(Instructions for the task) Take the material and output all of it exactly.

(Record extracts)

┌────────

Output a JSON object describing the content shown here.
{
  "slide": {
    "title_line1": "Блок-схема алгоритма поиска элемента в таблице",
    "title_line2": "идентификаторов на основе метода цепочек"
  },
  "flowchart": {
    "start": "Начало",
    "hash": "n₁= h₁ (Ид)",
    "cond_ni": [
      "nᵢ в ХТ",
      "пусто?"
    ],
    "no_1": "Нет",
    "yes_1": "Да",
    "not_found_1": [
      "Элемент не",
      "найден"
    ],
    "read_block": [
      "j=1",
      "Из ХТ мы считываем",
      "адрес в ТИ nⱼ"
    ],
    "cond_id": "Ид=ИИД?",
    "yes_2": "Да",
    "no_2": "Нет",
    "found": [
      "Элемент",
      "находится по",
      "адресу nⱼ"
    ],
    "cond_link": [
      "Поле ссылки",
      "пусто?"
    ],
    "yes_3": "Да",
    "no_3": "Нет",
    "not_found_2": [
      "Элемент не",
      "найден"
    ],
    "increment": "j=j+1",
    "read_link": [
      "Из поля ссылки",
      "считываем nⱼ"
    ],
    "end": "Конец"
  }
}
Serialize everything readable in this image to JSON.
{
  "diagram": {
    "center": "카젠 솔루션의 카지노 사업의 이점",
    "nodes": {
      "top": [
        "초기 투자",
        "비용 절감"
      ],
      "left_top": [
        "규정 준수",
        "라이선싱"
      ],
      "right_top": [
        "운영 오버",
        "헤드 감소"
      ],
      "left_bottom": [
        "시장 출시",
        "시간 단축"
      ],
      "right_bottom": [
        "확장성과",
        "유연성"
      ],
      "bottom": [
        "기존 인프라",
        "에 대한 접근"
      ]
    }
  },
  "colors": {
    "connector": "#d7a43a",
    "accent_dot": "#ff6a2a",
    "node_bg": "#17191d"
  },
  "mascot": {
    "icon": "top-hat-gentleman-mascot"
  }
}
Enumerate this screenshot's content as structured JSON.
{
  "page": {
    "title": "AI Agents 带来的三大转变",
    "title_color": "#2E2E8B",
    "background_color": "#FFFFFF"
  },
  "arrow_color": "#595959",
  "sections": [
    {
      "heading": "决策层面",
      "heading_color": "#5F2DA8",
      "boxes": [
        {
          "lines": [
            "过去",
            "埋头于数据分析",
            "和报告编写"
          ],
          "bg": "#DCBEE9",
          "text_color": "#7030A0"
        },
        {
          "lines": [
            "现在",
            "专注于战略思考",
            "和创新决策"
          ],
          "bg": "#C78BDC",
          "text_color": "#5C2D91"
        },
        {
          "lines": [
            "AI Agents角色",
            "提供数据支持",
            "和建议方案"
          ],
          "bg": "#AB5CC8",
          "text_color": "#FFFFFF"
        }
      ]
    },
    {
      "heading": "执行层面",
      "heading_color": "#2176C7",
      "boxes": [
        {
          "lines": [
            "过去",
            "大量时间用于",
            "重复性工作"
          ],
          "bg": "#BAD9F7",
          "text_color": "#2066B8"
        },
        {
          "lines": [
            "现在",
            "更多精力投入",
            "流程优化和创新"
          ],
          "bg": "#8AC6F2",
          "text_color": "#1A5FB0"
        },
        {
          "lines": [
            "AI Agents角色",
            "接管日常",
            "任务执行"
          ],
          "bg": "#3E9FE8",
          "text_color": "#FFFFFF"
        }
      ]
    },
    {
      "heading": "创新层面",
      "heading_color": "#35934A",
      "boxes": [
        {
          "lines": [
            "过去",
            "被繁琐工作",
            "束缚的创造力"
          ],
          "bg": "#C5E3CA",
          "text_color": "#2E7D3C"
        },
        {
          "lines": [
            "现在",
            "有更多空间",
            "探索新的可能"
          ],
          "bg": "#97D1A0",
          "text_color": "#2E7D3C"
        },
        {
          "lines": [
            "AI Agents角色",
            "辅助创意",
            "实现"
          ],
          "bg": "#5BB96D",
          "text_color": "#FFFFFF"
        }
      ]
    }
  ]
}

└────────

(Solution to this task)
Output a JSON object describing the content shown here.
{
  "slide": {
    "title_line1": "Блок-схема алгоритма поиска элемента в таблице",
    "title_line2": "идентификаторов на основе метода цепочек"
  },
  "flowchart": {
    "start": "Начало",
    "hash": "n₁= h₁ (Ид)",
    "cond_ni": [
      "nᵢ в ХТ",
      "пусто?"
    ],
    "no_1": "Нет",
    "yes_1": "Да",
    "not_found_1": [
      "Элемент не",
      "найден"
    ],
    "read_block": [
      "j=1",
      "Из ХТ мы считываем",
      "адрес в ТИ nⱼ"
    ],
    "cond_id": "Ид=ИИД?",
    "yes_2": "Да",
    "no_2": "Нет",
    "found": [
      "Элемент",
      "находится по",
      "адресу nⱼ"
    ],
    "cond_link": [
      "Поле ссылки",
      "пусто?"
    ],
    "yes_3": "Да",
    "no_3": "Нет",
    "not_found_2": [
      "Элемент не",
      "найден"
    ],
    "increment": "j=j+1",
    "read_link": [
      "Из поля ссылки",
      "считываем nⱼ"
    ],
    "end": "Конец"
  }
}
Serialize everything readable in this image to JSON.
{
  "diagram": {
    "center": "카젠 솔루션의 카지노 사업의 이점",
    "nodes": {
      "top": [
        "초기 투자",
        "비용 절감"
      ],
      "left_top": [
        "규정 준수",
        "라이선싱"
      ],
      "right_top": [
        "운영 오버",
        "헤드 감소"
      ],
      "left_bottom": [
        "시장 출시",
        "시간 단축"
      ],
      "right_bottom": [
        "확장성과",
        "유연성"
      ],
      "bottom": [
        "기존 인프라",
        "에 대한 접근"
      ]
    }
  },
  "colors": {
    "connector": "#d7a43a",
    "accent_dot": "#ff6a2a",
    "node_bg": "#17191d"
  },
  "mascot": {
    "icon": "top-hat-gentleman-mascot"
  }
}
Enumerate this screenshot's content as structured JSON.
{
  "page": {
    "title": "AI Agents 带来的三大转变",
    "title_color": "#2E2E8B",
    "background_color": "#FFFFFF"
  },
  "arrow_color": "#595959",
  "sections": [
    {
      "heading": "决策层面",
      "heading_color": "#5F2DA8",
      "boxes": [
        {
          "lines": [
            "过去",
            "埋头于数据分析",
            "和报告编写"
          ],
          "bg": "#DCBEE9",
          "text_color": "#7030A0"
        },
        {
          "lines": [
            "现在",
            "专注于战略思考",
            "和创新决策"
          ],
          "bg": "#C78BDC",
          "text_color": "#5C2D91"
        },
        {
          "lines": [
            "AI Agents角色",
            "提供数据支持",
            "和建议方案"
          ],
          "bg": "#AB5CC8",
          "text_color": "#FFFFFF"
        }
      ]
    },
    {
      "heading": "执行层面",
      "heading_color": "#2176C7",
      "boxes": [
        {
          "lines": [
            "过去",
            "大量时间用于",
            "重复性工作"
          ],
          "bg": "#BAD9F7",
          "text_color": "#2066B8"
        },
        {
          "lines": [
            "现在",
            "更多精力投入",
            "流程优化和创新"
          ],
          "bg": "#8AC6F2",
          "text_color": "#1A5FB0"
        },
        {
          "lines": [
            "AI Agents角色",
            "接管日常",
            "任务执行"
          ],
          "bg": "#3E9FE8",
          "text_color": "#FFFFFF"
        }
      ]
    },
    {
      "heading": "创新层面",
      "heading_color": "#35934A",
      "boxes": [
        {
          "lines": [
            "过去",
            "被繁琐工作",
            "束缚的创造力"
          ],
          "bg": "#C5E3CA",
          "text_color": "#2E7D3C"
        },
        {
          "lines": [
            "现在",
            "有更多空间",
            "探索新的可能"
          ],
          "bg": "#97D1A0",
          "text_color": "#2E7D3C"
        },
        {
          "lines": [
            "AI Agents角色",
            "辅助创意",
            "实现"
          ],
          "bg": "#5BB96D",
          "text_color": "#FFFFFF"
        }
      ]
    }
  ]
}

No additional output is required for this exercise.